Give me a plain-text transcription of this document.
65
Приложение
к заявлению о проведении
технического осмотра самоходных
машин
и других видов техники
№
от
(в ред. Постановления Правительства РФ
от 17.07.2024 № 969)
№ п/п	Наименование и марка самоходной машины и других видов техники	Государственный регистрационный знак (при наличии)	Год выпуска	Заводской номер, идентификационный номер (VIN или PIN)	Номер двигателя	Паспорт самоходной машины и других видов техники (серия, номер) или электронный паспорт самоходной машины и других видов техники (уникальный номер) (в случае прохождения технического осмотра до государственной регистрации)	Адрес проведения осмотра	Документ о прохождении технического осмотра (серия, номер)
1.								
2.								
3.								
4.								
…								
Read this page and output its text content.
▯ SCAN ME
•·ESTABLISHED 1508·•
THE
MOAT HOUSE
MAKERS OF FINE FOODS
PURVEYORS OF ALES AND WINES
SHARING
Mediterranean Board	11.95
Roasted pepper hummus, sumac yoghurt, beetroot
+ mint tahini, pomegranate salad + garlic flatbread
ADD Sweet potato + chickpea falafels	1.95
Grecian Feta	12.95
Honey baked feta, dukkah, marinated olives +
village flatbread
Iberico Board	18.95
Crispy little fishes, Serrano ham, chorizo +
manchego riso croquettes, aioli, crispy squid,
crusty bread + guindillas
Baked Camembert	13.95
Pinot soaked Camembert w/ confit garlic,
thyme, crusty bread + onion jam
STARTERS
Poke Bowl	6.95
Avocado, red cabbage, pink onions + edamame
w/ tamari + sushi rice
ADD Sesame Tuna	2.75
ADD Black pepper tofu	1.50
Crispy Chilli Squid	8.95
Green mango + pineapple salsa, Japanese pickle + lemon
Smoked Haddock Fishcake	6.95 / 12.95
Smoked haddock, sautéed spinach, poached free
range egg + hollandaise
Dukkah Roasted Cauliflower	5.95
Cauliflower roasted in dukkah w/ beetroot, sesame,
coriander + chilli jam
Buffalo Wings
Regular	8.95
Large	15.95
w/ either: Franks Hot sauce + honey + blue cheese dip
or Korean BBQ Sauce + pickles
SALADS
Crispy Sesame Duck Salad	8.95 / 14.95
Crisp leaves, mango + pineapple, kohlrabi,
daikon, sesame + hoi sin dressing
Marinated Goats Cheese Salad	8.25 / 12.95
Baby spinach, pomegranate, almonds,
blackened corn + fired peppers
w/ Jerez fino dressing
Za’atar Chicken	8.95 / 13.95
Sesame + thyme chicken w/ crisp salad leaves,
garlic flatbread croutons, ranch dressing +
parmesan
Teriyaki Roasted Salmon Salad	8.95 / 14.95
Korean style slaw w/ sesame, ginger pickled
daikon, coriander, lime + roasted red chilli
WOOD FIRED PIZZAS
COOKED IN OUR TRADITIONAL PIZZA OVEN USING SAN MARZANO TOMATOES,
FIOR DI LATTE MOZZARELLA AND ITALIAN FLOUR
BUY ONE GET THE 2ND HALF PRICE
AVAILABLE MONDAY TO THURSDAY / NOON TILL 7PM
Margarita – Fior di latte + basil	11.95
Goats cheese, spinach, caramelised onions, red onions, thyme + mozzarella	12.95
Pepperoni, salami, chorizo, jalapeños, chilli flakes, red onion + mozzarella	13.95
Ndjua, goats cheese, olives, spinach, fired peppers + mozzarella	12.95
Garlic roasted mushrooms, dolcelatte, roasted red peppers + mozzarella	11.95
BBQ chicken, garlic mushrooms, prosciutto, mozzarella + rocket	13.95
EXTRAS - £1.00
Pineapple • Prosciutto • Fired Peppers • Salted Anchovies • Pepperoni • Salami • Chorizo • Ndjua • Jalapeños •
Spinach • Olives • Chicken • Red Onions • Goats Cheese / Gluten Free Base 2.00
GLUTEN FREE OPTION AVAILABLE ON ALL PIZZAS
■ ■ ■
• **Aim of the exercise**
Extract all the material, leaving every line as it is.

• **Response to the task**
Give me a plain-text transcription of this document.
65
Приложение
к заявлению о проведении
технического осмотра самоходных
машин
и других видов техники
№
от
(в ред. Постановления Правительства РФ
от 17.07.2024 № 969)
№ п/п	Наименование и марка самоходной машины и других видов техники	Государственный регистрационный знак (при наличии)	Год выпуска	Заводской номер, идентификационный номер (VIN или PIN)	Номер двигателя	Паспорт самоходной машины и других видов техники (серия, номер) или электронный паспорт самоходной машины и других видов техники (уникальный номер) (в случае прохождения технического осмотра до государственной регистрации)	Адрес проведения осмотра	Документ о прохождении технического осмотра (серия, номер)
1.								
2.								
3.								
4.								
…								
Read this page and output its text content.
▯ SCAN ME
•·ESTABLISHED 1508·•
THE
MOAT HOUSE
MAKERS OF FINE FOODS
PURVEYORS OF ALES AND WINES
SHARING
Mediterranean Board	11.95
Roasted pepper hummus, sumac yoghurt, beetroot
+ mint tahini, pomegranate salad + garlic flatbread
ADD Sweet potato + chickpea falafels	1.95
Grecian Feta	12.95
Honey baked feta, dukkah, marinated olives +
village flatbread
Iberico Board	18.95
Crispy little fishes, Serrano ham, chorizo +
manchego riso croquettes, aioli, crispy squid,
crusty bread + guindillas
Baked Camembert	13.95
Pinot soaked Camembert w/ confit garlic,
thyme, crusty bread + onion jam
STARTERS
Poke Bowl	6.95
Avocado, red cabbage, pink onions + edamame
w/ tamari + sushi rice
ADD Sesame Tuna	2.75
ADD Black pepper tofu	1.50
Crispy Chilli Squid	8.95
Green mango + pineapple salsa, Japanese pickle + lemon
Smoked Haddock Fishcake	6.95 / 12.95
Smoked haddock, sautéed spinach, poached free
range egg + hollandaise
Dukkah Roasted Cauliflower	5.95
Cauliflower roasted in dukkah w/ beetroot, sesame,
coriander + chilli jam
Buffalo Wings
Regular	8.95
Large	15.95
w/ either: Franks Hot sauce + honey + blue cheese dip
or Korean BBQ Sauce + pickles
SALADS
Crispy Sesame Duck Salad	8.95 / 14.95
Crisp leaves, mango + pineapple, kohlrabi,
daikon, sesame + hoi sin dressing
Marinated Goats Cheese Salad	8.25 / 12.95
Baby spinach, pomegranate, almonds,
blackened corn + fired peppers
w/ Jerez fino dressing
Za’atar Chicken	8.95 / 13.95
Sesame + thyme chicken w/ crisp salad leaves,
garlic flatbread croutons, ranch dressing +
parmesan
Teriyaki Roasted Salmon Salad	8.95 / 14.95
Korean style slaw w/ sesame, ginger pickled
daikon, coriander, lime + roasted red chilli
WOOD FIRED PIZZAS
COOKED IN OUR TRADITIONAL PIZZA OVEN USING SAN MARZANO TOMATOES,
FIOR DI LATTE MOZZARELLA AND ITALIAN FLOUR
BUY ONE GET THE 2ND HALF PRICE
AVAILABLE MONDAY TO THURSDAY / NOON TILL 7PM
Margarita – Fior di latte + basil	11.95
Goats cheese, spinach, caramelised onions, red onions, thyme + mozzarella	12.95
Pepperoni, salami, chorizo, jalapeños, chilli flakes, red onion + mozzarella	13.95
Ndjua, goats cheese, olives, spinach, fired peppers + mozzarella	12.95
Garlic roasted mushrooms, dolcelatte, roasted red peppers + mozzarella	11.95
BBQ chicken, garlic mushrooms, prosciutto, mozzarella + rocket	13.95
EXTRAS - £1.00
Pineapple • Prosciutto • Fired Peppers • Salted Anchovies • Pepperoni • Salami • Chorizo • Ndjua • Jalapeños •
Spinach • Olives • Chicken • Red Onions • Goats Cheese / Gluten Free Base 2.00
GLUTEN FREE OPTION AVAILABLE ON ALL PIZZAS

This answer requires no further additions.